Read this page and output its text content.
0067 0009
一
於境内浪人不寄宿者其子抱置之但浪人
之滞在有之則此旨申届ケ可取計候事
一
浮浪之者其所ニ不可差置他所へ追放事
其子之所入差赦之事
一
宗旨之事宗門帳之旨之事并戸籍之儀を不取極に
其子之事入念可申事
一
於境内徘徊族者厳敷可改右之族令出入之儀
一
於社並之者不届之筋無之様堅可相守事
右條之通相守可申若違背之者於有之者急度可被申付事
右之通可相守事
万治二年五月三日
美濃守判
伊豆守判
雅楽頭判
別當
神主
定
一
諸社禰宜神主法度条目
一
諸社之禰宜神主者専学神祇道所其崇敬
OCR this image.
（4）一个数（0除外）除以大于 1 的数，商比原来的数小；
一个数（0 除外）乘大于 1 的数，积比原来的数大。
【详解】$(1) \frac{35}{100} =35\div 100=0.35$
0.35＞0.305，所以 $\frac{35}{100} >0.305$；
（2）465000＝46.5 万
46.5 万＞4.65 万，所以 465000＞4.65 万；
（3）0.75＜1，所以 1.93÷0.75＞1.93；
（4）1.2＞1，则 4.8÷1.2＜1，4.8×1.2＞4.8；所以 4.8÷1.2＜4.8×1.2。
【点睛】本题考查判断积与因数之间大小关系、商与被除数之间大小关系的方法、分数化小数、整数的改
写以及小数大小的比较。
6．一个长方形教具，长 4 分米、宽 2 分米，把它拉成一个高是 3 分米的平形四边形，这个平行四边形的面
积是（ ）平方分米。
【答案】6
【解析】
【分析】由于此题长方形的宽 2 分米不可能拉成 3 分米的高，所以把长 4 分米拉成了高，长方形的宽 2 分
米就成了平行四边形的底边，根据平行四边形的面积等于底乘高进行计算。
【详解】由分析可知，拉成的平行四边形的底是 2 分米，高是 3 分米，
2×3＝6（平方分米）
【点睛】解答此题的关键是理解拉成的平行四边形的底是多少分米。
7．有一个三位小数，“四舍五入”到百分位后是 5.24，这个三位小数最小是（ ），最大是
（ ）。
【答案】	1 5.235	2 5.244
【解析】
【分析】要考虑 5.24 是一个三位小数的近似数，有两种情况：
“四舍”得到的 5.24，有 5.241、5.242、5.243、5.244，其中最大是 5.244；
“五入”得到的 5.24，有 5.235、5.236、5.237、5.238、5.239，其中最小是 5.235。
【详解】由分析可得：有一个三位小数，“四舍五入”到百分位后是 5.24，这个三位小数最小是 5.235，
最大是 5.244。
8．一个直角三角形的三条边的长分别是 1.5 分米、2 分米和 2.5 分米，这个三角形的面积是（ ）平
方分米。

◆ ◆ ◆ ◆

◆ Task statement ◆
Look above for lines with the word "frac" and copy them all.

◆ Exercise answer ◆
【详解】$(1) \frac{35}{100} =35\div 100=0.35$
0.35＞0.305，所以 $\frac{35}{100} >0.305$；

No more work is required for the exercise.